(Data entries)
···
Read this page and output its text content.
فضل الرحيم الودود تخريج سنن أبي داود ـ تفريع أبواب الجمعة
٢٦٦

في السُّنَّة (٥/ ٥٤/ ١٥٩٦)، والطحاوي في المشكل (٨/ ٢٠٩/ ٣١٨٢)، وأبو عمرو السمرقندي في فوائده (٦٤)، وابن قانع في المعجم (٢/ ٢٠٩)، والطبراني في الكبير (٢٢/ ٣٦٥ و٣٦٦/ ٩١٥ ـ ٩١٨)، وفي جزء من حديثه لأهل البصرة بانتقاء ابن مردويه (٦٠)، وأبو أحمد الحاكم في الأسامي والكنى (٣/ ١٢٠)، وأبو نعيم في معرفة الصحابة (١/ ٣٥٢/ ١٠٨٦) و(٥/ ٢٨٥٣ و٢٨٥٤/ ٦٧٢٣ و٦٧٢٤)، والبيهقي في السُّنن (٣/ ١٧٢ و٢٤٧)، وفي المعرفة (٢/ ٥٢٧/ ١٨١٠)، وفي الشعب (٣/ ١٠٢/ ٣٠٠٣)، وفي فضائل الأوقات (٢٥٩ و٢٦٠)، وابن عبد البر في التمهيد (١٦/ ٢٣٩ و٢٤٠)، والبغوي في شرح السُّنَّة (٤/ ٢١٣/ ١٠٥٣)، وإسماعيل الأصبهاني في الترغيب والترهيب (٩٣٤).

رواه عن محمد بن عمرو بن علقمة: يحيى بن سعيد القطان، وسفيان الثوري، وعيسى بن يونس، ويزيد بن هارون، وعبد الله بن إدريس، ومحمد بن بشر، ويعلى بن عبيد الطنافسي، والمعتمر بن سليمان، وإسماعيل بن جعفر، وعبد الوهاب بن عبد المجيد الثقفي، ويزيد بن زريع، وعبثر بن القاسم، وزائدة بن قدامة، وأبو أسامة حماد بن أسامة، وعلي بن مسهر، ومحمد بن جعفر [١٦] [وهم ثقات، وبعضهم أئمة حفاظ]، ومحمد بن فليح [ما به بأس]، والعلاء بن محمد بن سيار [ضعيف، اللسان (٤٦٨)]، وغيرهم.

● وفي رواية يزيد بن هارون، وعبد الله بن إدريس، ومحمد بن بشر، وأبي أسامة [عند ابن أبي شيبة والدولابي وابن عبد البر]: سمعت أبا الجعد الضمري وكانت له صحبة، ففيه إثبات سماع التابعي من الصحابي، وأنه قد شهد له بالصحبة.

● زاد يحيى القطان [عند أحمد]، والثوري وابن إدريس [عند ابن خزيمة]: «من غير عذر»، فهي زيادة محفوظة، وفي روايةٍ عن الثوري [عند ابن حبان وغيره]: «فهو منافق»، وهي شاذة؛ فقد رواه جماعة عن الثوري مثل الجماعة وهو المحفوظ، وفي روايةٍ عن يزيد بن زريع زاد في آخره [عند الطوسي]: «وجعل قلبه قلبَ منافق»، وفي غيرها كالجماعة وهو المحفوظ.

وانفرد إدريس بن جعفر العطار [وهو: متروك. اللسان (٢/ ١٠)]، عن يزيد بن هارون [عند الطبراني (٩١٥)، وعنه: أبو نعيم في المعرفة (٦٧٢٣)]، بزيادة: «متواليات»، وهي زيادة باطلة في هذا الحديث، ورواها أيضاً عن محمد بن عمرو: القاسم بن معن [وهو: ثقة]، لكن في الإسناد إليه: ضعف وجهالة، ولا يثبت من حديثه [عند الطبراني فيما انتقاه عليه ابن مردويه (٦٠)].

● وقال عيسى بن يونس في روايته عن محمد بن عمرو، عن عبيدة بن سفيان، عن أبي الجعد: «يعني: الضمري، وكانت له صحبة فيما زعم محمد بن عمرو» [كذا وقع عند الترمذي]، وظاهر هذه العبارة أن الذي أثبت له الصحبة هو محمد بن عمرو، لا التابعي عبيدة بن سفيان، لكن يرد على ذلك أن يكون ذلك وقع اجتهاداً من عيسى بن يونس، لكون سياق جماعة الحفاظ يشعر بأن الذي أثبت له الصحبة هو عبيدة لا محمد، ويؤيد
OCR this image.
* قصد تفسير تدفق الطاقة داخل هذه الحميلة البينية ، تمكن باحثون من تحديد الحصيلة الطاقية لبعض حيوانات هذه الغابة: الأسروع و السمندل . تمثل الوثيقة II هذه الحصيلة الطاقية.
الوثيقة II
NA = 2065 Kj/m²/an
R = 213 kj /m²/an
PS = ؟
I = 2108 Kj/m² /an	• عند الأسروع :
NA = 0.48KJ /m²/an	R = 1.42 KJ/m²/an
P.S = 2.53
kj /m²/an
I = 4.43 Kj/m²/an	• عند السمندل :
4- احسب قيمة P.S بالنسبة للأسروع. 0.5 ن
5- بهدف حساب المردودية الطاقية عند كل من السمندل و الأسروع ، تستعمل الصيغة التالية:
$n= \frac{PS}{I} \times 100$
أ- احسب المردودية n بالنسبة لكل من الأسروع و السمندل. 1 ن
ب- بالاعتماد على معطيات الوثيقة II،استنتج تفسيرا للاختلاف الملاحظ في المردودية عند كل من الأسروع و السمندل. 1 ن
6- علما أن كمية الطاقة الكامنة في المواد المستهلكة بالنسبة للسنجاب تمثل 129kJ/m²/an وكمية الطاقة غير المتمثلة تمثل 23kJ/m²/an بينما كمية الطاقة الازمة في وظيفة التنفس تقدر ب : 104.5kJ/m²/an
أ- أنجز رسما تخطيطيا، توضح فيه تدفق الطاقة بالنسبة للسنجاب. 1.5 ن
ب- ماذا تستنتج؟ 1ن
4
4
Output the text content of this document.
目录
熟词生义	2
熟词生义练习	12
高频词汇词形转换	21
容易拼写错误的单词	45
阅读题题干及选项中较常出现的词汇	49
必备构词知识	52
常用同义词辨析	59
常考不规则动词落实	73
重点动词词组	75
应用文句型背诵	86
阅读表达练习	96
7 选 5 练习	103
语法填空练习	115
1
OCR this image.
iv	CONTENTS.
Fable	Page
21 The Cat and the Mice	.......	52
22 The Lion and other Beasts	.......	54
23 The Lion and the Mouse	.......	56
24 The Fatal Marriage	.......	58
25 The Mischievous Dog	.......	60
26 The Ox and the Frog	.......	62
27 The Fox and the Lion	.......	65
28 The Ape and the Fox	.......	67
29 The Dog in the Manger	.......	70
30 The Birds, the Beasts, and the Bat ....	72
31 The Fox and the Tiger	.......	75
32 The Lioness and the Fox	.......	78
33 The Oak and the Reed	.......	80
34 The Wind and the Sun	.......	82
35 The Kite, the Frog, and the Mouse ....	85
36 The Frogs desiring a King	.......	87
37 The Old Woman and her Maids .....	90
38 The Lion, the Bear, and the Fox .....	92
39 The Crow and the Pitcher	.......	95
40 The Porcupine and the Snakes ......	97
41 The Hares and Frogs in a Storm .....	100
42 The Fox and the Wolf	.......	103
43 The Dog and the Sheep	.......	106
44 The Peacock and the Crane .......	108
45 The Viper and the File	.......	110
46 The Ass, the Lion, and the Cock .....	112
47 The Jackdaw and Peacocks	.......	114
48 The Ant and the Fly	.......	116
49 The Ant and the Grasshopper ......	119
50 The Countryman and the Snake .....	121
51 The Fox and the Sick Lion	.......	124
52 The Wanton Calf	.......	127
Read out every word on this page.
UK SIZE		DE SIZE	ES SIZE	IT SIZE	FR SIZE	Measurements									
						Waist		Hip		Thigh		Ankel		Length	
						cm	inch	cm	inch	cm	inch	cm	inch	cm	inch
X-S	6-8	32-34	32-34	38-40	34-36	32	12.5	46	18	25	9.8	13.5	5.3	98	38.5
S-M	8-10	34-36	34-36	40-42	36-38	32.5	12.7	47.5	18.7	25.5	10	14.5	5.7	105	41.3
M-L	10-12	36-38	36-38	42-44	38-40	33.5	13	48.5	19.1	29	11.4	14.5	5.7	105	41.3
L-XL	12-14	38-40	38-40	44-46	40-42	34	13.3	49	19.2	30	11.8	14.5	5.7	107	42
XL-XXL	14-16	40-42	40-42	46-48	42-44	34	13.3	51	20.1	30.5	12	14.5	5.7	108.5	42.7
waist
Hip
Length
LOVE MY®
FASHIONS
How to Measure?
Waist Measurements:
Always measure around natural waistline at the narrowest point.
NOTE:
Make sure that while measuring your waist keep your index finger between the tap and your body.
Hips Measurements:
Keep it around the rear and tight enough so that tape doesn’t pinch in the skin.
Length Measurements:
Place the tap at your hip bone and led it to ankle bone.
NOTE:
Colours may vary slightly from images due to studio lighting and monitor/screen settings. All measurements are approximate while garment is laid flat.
···
→ Instructions to follow
Isolate the lines that hold the word "Mouse" and copy all of them.

→ Exercise response
23 The Lion and the Mouse	.......	56
35 The Kite, the Frog, and the Mouse ....	85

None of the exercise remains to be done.